Copy each line containing the word "JSON" from the records that follow, please.

========

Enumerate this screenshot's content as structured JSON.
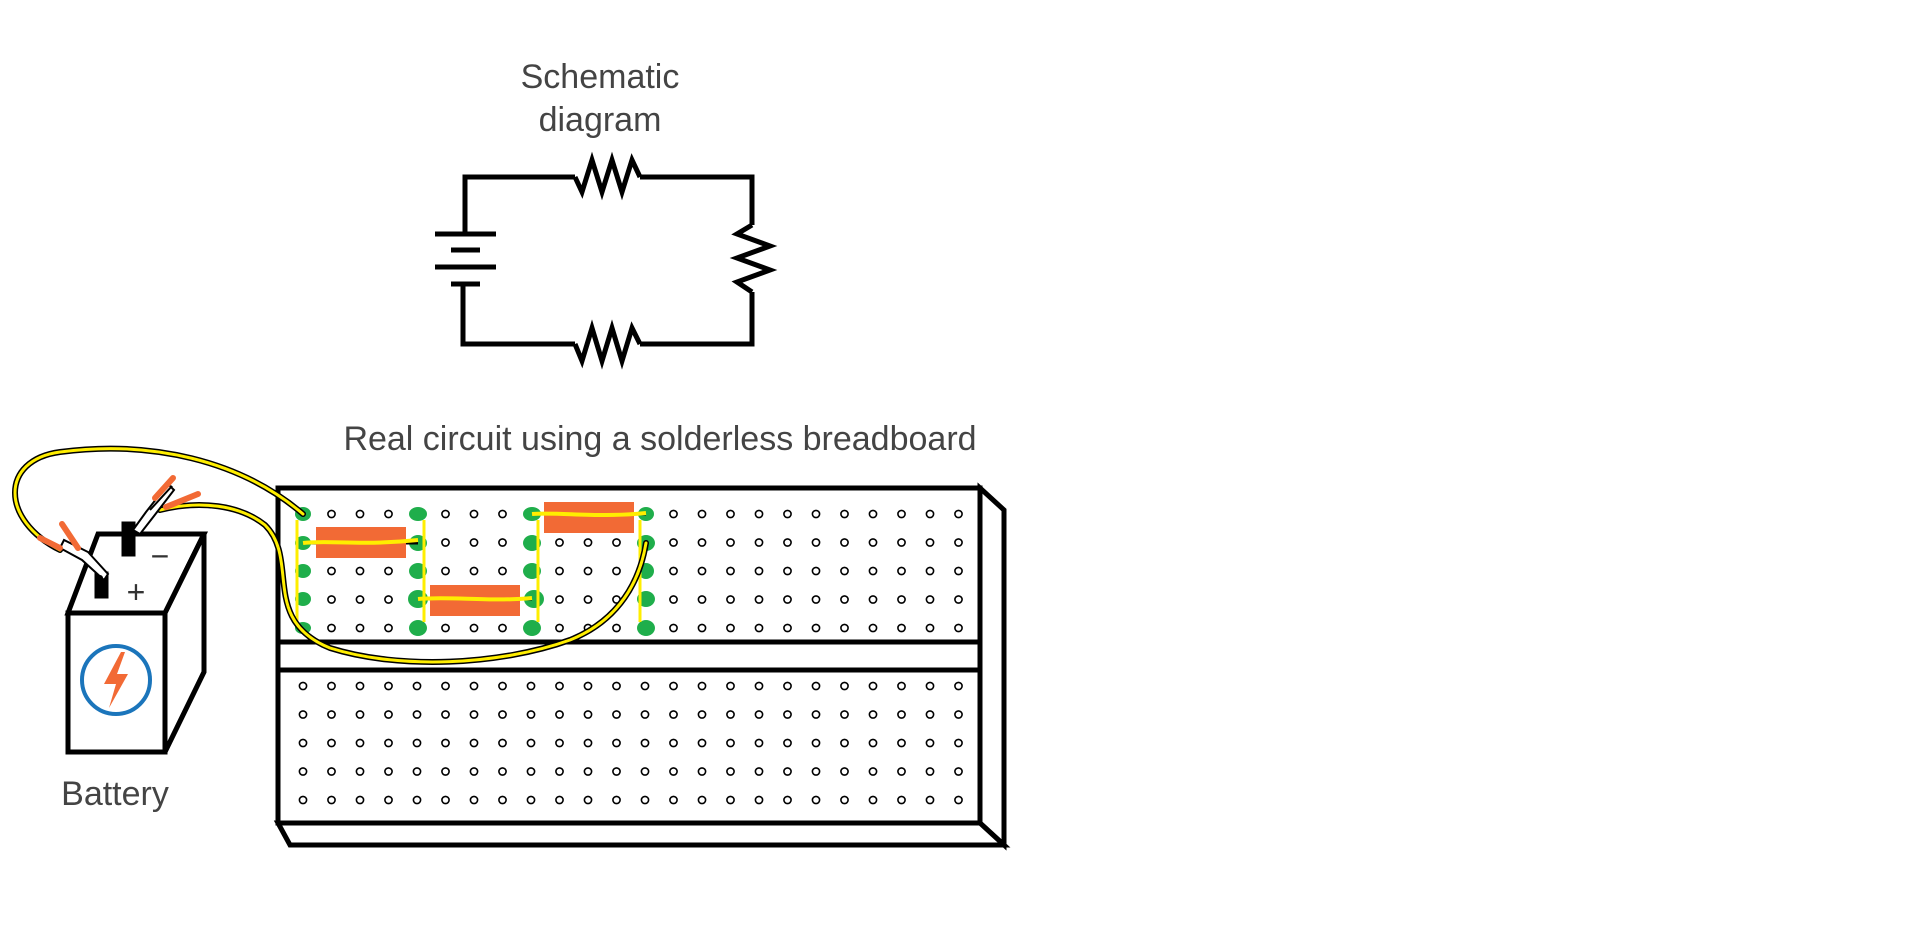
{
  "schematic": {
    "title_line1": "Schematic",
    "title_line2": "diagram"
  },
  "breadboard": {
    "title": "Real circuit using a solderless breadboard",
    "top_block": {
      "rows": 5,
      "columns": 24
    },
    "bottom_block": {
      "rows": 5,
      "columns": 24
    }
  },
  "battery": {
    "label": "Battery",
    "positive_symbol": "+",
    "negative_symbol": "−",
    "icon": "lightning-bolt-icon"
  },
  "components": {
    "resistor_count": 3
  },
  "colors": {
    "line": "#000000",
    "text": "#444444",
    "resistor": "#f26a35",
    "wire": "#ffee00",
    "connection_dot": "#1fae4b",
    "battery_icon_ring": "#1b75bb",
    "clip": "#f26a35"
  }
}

========

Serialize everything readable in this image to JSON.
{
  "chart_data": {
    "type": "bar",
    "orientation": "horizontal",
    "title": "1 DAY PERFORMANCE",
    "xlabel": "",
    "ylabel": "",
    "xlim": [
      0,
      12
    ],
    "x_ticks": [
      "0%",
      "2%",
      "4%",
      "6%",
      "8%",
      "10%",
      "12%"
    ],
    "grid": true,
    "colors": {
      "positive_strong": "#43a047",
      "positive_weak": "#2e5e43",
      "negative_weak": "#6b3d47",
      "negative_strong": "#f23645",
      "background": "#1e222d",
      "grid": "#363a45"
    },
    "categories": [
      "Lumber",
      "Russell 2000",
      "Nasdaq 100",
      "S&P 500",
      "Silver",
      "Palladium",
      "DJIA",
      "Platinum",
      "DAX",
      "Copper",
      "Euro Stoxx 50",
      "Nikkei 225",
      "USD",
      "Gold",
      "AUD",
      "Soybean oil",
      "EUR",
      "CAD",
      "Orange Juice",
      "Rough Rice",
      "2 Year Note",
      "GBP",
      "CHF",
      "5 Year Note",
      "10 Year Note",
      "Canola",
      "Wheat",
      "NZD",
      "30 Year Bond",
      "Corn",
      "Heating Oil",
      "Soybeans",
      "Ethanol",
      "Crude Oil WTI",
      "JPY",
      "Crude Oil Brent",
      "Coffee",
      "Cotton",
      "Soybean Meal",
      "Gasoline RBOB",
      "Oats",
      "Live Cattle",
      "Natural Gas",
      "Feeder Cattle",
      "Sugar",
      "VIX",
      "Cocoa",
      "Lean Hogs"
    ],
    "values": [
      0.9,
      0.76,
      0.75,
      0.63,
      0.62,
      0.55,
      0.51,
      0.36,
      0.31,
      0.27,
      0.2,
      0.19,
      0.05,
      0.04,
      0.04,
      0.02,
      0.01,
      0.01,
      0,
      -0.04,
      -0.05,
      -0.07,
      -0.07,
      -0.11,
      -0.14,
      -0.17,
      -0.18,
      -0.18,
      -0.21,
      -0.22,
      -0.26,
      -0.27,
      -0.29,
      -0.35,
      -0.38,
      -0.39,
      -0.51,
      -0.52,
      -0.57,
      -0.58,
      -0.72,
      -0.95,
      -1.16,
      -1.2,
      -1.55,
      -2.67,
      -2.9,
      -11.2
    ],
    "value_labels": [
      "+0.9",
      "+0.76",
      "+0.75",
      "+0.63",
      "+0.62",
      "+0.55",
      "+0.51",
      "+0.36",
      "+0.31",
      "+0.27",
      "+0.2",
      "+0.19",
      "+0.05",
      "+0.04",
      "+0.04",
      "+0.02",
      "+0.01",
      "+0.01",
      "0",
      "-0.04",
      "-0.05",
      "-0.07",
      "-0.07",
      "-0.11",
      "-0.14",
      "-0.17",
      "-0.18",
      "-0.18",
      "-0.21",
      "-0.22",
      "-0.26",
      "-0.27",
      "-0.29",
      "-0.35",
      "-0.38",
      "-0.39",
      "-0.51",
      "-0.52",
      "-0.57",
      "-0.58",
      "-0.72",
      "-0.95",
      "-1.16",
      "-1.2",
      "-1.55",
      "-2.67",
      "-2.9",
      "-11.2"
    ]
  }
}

========

* Task result:
Enumerate this screenshot's content as structured JSON.
Serialize everything readable in this image to JSON.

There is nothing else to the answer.